WRITTEN INSTRUCTION: Could you write out the records below exactly as they appear, leaving out any pictures?

Recorded data:
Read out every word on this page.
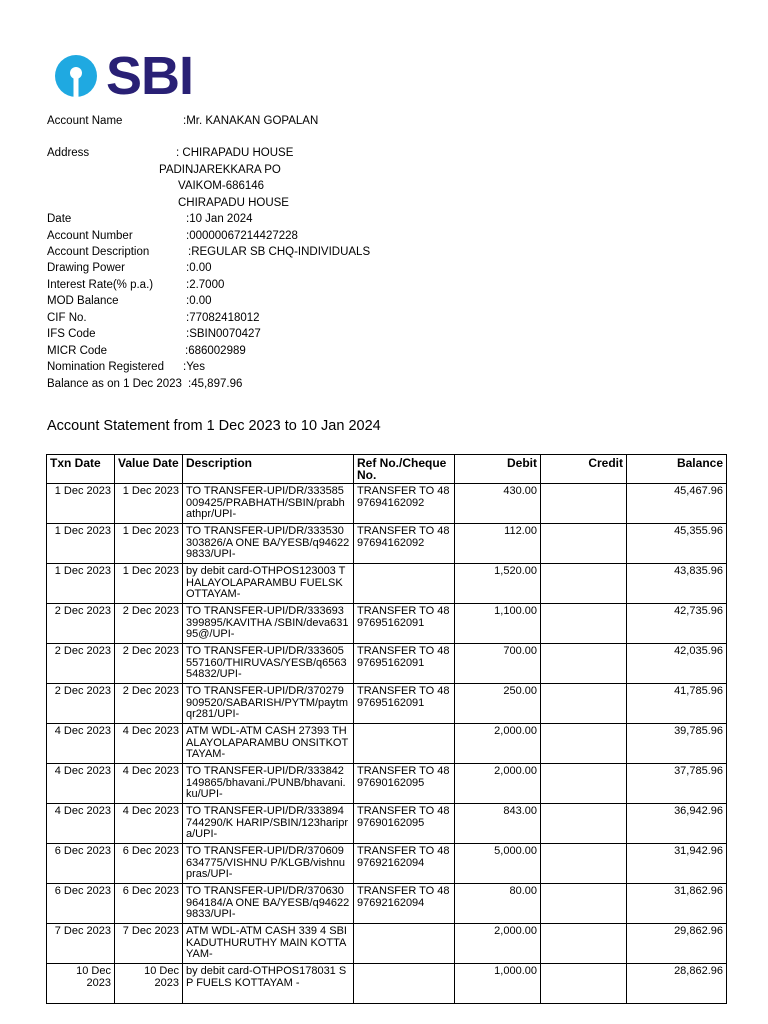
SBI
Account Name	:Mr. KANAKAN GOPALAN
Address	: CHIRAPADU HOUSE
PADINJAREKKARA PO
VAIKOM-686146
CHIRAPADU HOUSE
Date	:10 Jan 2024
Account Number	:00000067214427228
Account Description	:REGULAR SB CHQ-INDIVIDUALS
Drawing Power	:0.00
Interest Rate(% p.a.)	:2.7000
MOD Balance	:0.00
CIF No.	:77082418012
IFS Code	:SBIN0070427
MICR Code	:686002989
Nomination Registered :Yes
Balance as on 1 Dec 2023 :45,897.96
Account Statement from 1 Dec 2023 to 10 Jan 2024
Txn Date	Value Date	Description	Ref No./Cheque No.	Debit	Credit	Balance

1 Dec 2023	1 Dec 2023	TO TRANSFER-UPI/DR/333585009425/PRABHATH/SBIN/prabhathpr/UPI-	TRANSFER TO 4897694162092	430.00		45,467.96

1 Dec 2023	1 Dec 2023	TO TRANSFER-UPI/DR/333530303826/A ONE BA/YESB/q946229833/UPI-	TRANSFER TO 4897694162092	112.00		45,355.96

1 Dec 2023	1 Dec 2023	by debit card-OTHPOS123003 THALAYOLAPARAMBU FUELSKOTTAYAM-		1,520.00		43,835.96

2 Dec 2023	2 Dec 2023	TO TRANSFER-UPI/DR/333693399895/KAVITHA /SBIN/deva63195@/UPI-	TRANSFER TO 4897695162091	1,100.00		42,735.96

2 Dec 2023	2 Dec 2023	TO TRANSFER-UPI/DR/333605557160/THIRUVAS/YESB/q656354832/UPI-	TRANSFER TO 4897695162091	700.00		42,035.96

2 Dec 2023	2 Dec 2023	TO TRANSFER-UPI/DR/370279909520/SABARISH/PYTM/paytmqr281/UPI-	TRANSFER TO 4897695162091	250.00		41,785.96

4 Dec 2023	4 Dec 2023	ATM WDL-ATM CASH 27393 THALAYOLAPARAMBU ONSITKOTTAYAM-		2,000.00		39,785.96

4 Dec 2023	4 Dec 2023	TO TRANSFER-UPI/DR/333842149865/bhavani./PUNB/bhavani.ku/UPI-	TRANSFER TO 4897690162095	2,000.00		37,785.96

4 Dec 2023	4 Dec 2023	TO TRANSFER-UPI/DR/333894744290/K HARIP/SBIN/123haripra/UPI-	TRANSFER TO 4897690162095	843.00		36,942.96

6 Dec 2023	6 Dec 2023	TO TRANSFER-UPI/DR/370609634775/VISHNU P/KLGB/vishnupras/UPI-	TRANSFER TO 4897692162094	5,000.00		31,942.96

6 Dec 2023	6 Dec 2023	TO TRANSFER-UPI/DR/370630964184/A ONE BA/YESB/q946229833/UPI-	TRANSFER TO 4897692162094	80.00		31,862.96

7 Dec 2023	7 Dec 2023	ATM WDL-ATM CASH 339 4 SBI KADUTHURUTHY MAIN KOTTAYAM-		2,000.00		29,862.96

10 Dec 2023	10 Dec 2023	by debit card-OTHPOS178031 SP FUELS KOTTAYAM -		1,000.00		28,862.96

PROBLEM SOLUTION:
Read out every word on this page.
SBI
Account Name	:Mr. KANAKAN GOPALAN
Address	: CHIRAPADU HOUSE
PADINJAREKKARA PO
VAIKOM-686146
CHIRAPADU HOUSE
Date	:10 Jan 2024
Account Number	:00000067214427228
Account Description	:REGULAR SB CHQ-INDIVIDUALS
Drawing Power	:0.00
Interest Rate(% p.a.)	:2.7000
MOD Balance	:0.00
CIF No.	:77082418012
IFS Code	:SBIN0070427
MICR Code	:686002989
Nomination Registered :Yes
Balance as on 1 Dec 2023 :45,897.96
Account Statement from 1 Dec 2023 to 10 Jan 2024
Txn Date	Value Date	Description	Ref No./Cheque No.	Debit	Credit	Balance

1 Dec 2023	1 Dec 2023	TO TRANSFER-UPI/DR/333585009425/PRABHATH/SBIN/prabhathpr/UPI-	TRANSFER TO 4897694162092	430.00		45,467.96

1 Dec 2023	1 Dec 2023	TO TRANSFER-UPI/DR/333530303826/A ONE BA/YESB/q946229833/UPI-	TRANSFER TO 4897694162092	112.00		45,355.96

1 Dec 2023	1 Dec 2023	by debit card-OTHPOS123003 THALAYOLAPARAMBU FUELSKOTTAYAM-		1,520.00		43,835.96

2 Dec 2023	2 Dec 2023	TO TRANSFER-UPI/DR/333693399895/KAVITHA /SBIN/deva63195@/UPI-	TRANSFER TO 4897695162091	1,100.00		42,735.96

2 Dec 2023	2 Dec 2023	TO TRANSFER-UPI/DR/333605557160/THIRUVAS/YESB/q656354832/UPI-	TRANSFER TO 4897695162091	700.00		42,035.96

2 Dec 2023	2 Dec 2023	TO TRANSFER-UPI/DR/370279909520/SABARISH/PYTM/paytmqr281/UPI-	TRANSFER TO 4897695162091	250.00		41,785.96

4 Dec 2023	4 Dec 2023	ATM WDL-ATM CASH 27393 THALAYOLAPARAMBU ONSITKOTTAYAM-		2,000.00		39,785.96

4 Dec 2023	4 Dec 2023	TO TRANSFER-UPI/DR/333842149865/bhavani./PUNB/bhavani.ku/UPI-	TRANSFER TO 4897690162095	2,000.00		37,785.96

4 Dec 2023	4 Dec 2023	TO TRANSFER-UPI/DR/333894744290/K HARIP/SBIN/123haripra/UPI-	TRANSFER TO 4897690162095	843.00		36,942.96

6 Dec 2023	6 Dec 2023	TO TRANSFER-UPI/DR/370609634775/VISHNU P/KLGB/vishnupras/UPI-	TRANSFER TO 4897692162094	5,000.00		31,942.96

6 Dec 2023	6 Dec 2023	TO TRANSFER-UPI/DR/370630964184/A ONE BA/YESB/q946229833/UPI-	TRANSFER TO 4897692162094	80.00		31,862.96

7 Dec 2023	7 Dec 2023	ATM WDL-ATM CASH 339 4 SBI KADUTHURUTHY MAIN KOTTAYAM-		2,000.00		29,862.96

10 Dec 2023	10 Dec 2023	by debit card-OTHPOS178031 SP FUELS KOTTAYAM -		1,000.00		28,862.96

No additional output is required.